### O que fazer
• a. Segundo a coluna sobre escrita, o que acontece com o texto quando escrevemos o que não precisava ser escrito?
• b. Prolongue, por favor, a coluna sobre escrita a partir do ponto em que ela termina.

### Texto do documento

NÃO PRECISA FALAR

Última flor do Lácio, Romana de Castro ensina a língua portuguesa

Por Romana de Castro 05/09/2021 - 13:05 hs

Há coisas que não precisam ser ditas, não há necessidade. E, quando escrevemos o que não precisava ser escrito, o texto perde um pouco de seu valor. Não que seja um crime, algo terrível! Não é isso, mas podemos ser mais sutis ao escrever e, assim, deixar o texto mais charmoso, mais agradável.

 

Eu vejo muito uma espécie de excesso explicativo em alguns textos, e o hábito de falarmos, no nosso dia a dia, de uma forma automatizada e repetitiva, e sermos compreendidos na maioria das ocasiões, às vezes, nos conduz a esse tipo de distração ao escrever. Por exemplo, o autor começa seu texto com várias informações necessárias aos seus futuros leitores. Lá pelas tantas, ele escreve: “Os interessados deverão fazer suas inscrições em tal lugar”; ou “Os interessados devem encaminhar tal documentação para tal endereço”.

[Dados de origem]
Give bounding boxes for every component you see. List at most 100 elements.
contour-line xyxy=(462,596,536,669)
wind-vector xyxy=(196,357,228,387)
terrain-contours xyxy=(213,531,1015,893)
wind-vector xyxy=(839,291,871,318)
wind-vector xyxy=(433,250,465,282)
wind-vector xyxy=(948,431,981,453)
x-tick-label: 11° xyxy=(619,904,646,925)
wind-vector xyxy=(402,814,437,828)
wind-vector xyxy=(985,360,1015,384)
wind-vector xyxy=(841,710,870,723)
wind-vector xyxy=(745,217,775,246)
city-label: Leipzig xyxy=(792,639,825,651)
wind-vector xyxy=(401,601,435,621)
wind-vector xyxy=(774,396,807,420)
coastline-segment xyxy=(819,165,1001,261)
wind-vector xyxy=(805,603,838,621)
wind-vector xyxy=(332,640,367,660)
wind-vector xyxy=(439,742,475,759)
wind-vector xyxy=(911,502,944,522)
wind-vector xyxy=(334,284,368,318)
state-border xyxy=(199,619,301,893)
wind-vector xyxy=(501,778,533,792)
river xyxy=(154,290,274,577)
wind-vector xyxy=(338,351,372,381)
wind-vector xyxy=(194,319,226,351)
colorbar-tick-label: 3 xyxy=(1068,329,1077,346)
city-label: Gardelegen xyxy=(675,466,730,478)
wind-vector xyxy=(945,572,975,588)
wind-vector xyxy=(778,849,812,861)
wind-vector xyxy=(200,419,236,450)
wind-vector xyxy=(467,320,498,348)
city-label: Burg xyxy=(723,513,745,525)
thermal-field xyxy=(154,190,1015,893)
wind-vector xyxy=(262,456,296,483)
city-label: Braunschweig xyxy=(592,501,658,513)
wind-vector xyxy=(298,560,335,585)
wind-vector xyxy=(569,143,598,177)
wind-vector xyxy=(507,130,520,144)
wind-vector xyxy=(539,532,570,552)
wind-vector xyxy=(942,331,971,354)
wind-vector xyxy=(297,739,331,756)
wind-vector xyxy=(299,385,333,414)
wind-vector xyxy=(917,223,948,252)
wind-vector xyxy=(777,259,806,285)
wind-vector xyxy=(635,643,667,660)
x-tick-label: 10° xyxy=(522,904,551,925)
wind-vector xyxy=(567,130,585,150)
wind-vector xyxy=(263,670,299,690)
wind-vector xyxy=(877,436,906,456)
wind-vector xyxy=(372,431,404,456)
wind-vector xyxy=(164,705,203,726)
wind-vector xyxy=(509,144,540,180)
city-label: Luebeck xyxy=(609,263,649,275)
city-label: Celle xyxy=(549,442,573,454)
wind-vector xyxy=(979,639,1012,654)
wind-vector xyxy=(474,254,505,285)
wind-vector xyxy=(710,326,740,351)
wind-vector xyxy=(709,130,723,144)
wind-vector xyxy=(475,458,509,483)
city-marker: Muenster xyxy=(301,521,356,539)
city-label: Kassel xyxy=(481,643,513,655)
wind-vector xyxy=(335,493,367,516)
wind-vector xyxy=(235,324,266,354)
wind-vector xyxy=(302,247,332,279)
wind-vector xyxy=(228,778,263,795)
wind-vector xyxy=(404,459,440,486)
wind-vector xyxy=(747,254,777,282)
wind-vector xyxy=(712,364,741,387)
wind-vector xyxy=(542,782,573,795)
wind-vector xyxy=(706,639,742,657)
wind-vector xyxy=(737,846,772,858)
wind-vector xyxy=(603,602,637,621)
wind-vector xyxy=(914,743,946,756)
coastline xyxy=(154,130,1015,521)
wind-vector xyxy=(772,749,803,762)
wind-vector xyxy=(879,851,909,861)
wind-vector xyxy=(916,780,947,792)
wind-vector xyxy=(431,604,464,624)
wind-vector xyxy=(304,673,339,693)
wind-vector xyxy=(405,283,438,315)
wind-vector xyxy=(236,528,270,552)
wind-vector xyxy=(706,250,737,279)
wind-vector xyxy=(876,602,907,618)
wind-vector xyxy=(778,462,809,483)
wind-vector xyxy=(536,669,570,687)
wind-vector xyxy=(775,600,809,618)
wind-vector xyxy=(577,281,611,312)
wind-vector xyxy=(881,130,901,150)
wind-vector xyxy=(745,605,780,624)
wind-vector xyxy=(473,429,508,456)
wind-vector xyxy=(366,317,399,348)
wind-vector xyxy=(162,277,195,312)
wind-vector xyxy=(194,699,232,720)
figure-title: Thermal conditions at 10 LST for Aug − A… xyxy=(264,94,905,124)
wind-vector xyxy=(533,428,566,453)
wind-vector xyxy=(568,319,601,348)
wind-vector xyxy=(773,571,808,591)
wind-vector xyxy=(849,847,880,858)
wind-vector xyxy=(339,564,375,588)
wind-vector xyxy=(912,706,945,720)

### Resultados por tarefa
• a. O texto perde um pouco de seu valor.

• b.
 


Isso é um tipo de desatenção, pois somente “os interessados” vão mandar documentação, fazer inscrição ou qualquer outra atividade relacionada ao assunto em questão, porque quem não tiver interesse jamais se manifestará, não levantará um dedinho sequer. Nesses casos, eu considero que é suficiente avisar quais serão os procedimentos exigidos para a efetivação da matrícula, ou a garantia da participação no evento etc.

 

Em outras circunstâncias, inserimos comandos que, por sua obrigatoriedade natural, é impossível não os realizar, portanto não é imprescindível que eles sejam expostos. Explicando melhor com exemplos: “Depois de escrever seu documento, encaminhe para seção tal.”; ou “Depois de gravar o vídeo, mande por meio do endereço tal.” Vejam bem: antes de escrever o documento ou de gravar o vídeo, é impossível ao leitor encaminhar um ou outro, portanto, somente depois de realizar tais tarefas, o material poderá ser enviado, nada neste mundo altera essa ordem. É uma obviedade que podemos deixar de fora de nossos textos facilmente.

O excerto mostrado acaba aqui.